- [GOAL]: Spot every line with the word "stress" and return it.

+++

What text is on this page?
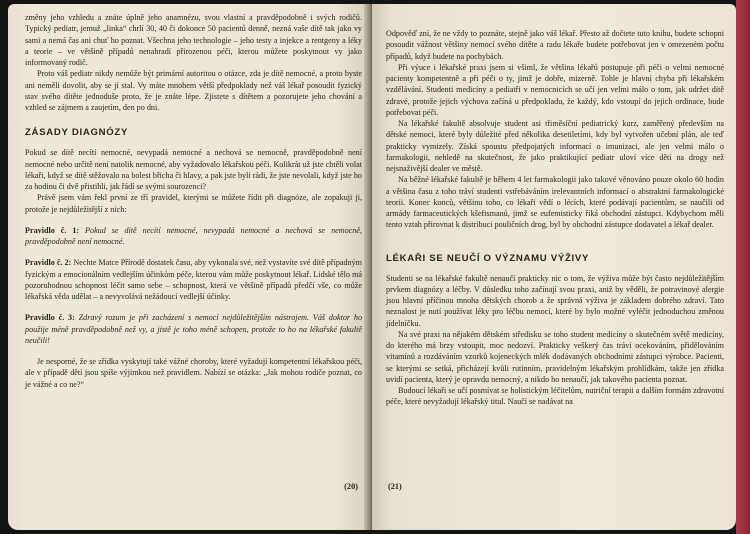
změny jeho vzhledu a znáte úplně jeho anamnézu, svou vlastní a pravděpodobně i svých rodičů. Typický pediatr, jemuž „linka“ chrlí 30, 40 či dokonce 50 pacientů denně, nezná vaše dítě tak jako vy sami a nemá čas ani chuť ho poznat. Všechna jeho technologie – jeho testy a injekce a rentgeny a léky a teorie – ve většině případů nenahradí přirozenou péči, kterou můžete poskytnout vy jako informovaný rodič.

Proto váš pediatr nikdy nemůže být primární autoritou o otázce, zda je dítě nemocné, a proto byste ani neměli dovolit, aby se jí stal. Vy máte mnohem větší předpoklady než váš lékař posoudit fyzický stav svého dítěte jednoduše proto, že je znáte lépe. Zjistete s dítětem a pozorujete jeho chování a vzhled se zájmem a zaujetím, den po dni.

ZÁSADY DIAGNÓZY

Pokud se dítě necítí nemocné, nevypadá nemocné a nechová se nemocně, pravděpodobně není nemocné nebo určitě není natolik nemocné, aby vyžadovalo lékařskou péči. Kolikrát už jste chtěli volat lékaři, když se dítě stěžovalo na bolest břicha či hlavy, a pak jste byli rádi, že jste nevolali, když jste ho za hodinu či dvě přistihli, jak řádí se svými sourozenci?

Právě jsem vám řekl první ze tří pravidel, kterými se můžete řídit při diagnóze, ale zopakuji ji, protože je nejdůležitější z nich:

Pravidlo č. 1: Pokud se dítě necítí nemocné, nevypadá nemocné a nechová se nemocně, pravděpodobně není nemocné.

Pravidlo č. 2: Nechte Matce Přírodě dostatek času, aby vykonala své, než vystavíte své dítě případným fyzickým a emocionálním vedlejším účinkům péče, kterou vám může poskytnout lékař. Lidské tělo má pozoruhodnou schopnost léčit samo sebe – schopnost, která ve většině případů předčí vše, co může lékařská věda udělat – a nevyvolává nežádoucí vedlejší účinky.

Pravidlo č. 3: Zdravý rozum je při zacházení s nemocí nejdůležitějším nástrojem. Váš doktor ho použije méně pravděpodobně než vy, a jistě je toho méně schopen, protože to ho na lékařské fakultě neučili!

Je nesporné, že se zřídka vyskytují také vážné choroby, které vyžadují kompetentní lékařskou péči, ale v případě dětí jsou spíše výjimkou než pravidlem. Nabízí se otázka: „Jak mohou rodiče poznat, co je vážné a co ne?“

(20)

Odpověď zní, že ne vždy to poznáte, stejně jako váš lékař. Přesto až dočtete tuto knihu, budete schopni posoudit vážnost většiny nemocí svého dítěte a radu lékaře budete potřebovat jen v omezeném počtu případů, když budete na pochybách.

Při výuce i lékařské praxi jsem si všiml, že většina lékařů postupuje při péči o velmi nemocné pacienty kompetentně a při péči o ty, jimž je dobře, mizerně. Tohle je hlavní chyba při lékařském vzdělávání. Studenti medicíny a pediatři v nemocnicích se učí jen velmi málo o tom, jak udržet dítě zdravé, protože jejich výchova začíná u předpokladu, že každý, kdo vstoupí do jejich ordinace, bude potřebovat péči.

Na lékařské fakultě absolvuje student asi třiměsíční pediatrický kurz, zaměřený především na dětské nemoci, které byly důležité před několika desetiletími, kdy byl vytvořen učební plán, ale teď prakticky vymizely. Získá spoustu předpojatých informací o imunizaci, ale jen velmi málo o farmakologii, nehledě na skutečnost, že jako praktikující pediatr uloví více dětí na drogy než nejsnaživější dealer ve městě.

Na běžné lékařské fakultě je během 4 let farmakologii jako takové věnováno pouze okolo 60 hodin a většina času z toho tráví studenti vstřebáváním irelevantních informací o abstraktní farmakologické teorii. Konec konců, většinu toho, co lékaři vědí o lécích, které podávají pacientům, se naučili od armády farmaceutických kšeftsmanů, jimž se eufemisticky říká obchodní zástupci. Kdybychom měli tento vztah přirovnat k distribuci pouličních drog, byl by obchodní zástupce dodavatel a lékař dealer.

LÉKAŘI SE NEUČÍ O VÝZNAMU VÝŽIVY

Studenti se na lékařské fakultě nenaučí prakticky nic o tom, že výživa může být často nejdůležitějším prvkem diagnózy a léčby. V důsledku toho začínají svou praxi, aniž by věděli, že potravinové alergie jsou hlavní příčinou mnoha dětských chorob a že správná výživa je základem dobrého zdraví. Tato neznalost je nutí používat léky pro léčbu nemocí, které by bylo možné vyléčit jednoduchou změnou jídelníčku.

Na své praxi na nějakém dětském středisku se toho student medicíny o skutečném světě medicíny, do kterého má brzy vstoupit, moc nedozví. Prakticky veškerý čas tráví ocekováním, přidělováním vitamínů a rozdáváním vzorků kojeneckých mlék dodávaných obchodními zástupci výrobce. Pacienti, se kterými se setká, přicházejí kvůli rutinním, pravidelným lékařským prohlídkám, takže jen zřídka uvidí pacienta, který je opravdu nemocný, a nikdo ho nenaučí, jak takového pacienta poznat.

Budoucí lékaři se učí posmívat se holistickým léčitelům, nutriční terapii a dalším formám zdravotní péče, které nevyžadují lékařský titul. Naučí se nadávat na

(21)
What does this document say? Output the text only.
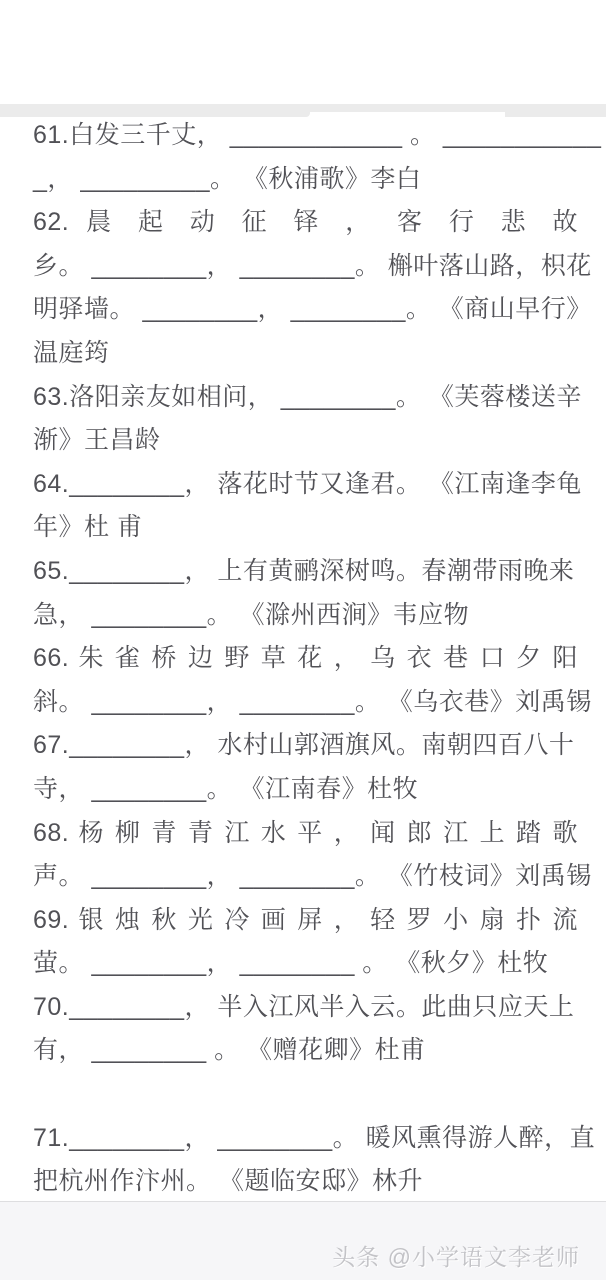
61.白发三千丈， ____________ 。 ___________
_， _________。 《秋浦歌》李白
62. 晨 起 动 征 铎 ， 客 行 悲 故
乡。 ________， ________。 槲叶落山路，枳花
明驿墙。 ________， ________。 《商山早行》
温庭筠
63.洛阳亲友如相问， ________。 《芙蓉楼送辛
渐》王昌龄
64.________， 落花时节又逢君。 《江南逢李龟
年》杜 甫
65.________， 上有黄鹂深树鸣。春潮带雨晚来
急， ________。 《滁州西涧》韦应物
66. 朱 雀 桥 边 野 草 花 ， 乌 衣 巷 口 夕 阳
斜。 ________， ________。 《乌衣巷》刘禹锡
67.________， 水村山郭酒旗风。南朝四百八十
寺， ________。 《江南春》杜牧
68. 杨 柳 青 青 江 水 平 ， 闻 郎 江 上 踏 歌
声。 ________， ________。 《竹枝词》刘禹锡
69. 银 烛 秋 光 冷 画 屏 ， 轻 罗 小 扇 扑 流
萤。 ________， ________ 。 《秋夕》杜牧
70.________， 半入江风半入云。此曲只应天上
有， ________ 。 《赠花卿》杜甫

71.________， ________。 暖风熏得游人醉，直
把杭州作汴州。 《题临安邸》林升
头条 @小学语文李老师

+++

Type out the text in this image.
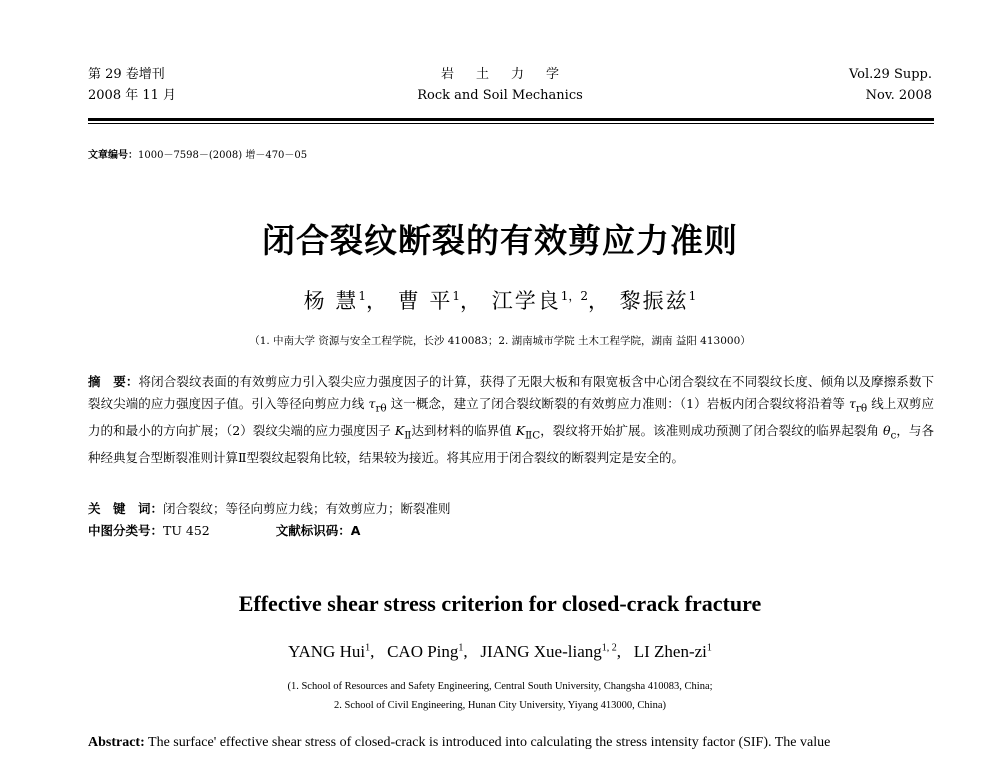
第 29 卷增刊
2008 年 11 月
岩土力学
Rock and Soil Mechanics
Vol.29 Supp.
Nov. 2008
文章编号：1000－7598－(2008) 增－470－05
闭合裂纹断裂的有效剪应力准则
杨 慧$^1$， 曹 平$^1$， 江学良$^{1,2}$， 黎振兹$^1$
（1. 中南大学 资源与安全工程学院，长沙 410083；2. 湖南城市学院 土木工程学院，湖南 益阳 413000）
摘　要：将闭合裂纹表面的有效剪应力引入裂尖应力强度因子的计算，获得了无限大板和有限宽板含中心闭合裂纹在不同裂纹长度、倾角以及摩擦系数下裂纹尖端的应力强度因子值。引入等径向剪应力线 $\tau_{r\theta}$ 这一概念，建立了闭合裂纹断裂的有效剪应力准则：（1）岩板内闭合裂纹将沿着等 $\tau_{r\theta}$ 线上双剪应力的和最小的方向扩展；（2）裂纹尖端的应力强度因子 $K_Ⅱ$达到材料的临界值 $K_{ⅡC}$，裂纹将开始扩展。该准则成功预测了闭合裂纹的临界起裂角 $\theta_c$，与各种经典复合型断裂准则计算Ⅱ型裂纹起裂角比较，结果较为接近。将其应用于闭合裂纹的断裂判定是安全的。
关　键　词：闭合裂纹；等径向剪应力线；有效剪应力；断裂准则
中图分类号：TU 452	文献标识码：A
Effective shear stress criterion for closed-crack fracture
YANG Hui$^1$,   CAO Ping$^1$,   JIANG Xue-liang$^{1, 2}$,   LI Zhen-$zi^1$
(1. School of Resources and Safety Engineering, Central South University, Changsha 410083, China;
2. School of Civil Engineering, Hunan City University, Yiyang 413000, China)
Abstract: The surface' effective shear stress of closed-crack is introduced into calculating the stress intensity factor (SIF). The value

+++

- [EXERCISE OUTPUT]:
Effective shear stress criterion for closed-crack fracture
Abstract: The surface' effective shear stress of closed-crack is introduced into calculating the stress intensity factor (SIF). The value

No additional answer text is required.